**GIVEN EXERCISE**
Locate all lines in the data below that hold "content" and show them.

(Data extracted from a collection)

+ + + +

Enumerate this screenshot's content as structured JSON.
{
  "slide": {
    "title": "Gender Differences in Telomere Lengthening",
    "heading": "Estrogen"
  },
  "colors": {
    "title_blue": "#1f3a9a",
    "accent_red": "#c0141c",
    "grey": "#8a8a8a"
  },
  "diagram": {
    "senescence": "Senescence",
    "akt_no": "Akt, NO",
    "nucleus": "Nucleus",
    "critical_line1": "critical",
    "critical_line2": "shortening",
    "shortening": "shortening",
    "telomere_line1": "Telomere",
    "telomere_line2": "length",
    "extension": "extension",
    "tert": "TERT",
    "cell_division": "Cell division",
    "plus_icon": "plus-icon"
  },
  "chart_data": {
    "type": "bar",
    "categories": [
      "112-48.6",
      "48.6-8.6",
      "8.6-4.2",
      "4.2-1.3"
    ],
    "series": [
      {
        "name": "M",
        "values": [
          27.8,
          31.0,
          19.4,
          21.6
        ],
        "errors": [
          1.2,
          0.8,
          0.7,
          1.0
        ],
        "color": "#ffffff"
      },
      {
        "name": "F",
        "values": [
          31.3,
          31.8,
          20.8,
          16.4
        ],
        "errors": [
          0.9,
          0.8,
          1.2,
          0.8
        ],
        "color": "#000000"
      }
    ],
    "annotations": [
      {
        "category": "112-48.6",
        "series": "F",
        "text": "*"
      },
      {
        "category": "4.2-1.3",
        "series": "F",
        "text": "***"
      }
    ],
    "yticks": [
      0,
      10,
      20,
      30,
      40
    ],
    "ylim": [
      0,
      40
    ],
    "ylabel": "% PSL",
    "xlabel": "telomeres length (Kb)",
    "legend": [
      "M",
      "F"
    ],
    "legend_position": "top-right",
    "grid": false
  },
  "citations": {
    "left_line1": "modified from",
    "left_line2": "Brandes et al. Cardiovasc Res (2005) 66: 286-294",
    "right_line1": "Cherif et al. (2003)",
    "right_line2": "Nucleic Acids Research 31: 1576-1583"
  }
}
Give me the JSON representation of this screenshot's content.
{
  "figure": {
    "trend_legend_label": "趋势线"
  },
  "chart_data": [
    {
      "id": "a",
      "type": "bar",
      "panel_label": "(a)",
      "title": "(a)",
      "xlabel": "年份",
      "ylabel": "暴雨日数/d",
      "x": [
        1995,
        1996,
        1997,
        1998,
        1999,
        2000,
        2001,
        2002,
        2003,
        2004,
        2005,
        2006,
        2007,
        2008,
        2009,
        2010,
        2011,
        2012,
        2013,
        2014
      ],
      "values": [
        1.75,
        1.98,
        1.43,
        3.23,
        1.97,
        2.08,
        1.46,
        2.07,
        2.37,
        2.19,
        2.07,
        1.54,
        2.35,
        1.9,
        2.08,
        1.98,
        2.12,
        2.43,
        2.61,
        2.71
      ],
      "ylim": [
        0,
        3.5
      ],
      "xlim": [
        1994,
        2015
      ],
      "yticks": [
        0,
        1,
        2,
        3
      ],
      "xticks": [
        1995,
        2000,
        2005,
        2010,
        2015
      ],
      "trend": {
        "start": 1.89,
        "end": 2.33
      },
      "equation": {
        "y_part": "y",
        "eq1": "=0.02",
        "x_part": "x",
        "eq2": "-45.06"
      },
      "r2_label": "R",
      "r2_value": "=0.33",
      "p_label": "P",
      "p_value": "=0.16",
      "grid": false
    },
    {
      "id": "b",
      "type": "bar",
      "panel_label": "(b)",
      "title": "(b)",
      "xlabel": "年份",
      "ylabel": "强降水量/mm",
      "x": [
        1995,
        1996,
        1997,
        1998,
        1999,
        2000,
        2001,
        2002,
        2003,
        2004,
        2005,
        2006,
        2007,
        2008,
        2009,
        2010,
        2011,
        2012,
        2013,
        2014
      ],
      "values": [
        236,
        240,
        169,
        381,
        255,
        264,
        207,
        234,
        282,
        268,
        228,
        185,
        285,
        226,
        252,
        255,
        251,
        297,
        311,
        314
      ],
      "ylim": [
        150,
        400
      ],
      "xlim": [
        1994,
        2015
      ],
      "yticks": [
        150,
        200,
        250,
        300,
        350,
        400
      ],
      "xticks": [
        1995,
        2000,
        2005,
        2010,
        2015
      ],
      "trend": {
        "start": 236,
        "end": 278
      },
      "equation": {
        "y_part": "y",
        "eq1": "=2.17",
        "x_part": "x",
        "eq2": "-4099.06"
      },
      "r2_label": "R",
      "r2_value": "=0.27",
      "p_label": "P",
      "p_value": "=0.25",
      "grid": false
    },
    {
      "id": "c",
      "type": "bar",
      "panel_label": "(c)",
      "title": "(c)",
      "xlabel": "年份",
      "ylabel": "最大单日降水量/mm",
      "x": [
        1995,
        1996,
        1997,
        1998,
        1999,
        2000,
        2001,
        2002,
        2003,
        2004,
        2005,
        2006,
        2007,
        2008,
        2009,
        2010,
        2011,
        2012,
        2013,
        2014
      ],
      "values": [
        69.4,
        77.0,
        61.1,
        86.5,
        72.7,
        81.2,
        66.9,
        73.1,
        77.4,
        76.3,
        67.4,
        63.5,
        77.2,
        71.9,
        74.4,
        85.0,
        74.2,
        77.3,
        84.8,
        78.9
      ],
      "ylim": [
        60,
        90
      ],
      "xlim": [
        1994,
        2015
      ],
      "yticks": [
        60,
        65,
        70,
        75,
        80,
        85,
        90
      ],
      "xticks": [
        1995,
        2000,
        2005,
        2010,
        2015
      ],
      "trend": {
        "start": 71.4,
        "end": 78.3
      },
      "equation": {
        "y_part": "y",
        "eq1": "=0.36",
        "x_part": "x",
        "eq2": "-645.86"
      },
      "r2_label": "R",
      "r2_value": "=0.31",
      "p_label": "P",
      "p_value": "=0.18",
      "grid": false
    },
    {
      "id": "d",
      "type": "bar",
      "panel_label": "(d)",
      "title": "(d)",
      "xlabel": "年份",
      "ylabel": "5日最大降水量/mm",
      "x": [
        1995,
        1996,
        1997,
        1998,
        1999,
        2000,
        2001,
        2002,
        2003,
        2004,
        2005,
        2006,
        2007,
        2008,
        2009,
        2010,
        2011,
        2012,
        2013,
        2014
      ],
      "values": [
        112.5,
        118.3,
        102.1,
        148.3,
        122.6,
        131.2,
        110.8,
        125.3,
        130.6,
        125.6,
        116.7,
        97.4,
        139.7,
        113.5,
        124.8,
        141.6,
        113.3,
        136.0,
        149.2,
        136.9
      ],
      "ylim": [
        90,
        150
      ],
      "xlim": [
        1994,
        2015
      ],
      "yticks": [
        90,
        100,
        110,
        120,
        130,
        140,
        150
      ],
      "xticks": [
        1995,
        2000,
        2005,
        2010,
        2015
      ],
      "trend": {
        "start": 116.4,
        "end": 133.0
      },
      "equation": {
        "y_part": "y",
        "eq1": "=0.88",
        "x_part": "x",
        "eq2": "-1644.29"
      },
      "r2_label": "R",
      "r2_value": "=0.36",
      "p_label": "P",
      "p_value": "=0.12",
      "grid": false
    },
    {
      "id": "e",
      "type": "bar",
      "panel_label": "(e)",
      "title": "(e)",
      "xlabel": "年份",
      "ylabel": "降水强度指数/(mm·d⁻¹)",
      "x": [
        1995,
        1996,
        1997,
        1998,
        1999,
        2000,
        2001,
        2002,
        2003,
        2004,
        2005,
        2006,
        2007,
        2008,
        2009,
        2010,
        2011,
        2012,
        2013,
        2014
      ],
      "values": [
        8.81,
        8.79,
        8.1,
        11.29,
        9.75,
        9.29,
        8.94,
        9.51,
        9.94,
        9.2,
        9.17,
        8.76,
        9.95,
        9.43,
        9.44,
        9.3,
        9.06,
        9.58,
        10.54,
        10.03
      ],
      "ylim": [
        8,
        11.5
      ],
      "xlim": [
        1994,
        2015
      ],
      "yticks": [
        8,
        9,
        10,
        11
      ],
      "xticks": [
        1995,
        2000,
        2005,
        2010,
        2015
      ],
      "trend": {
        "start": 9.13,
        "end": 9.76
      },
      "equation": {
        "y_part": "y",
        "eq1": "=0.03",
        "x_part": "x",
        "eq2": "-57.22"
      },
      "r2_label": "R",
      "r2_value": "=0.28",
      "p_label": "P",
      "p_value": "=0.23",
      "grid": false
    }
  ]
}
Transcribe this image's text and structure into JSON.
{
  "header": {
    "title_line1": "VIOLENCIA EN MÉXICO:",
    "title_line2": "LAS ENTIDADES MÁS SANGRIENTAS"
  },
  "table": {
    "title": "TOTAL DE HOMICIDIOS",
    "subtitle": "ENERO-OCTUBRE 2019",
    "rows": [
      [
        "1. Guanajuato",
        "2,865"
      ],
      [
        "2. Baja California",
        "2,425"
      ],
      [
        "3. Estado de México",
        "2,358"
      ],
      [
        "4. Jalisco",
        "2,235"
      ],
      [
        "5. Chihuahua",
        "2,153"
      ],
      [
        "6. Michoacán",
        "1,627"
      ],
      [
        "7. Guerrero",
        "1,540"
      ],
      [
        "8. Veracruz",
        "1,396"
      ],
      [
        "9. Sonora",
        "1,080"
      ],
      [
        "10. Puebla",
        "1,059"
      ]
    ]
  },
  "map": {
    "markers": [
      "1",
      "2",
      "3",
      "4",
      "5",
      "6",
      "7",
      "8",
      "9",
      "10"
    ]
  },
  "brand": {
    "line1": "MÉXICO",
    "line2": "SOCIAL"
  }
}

+ + + +

**EXERCISE OUTPUT**
Enumerate this screenshot's content as structured JSON.
Give me the JSON representation of this screenshot's content.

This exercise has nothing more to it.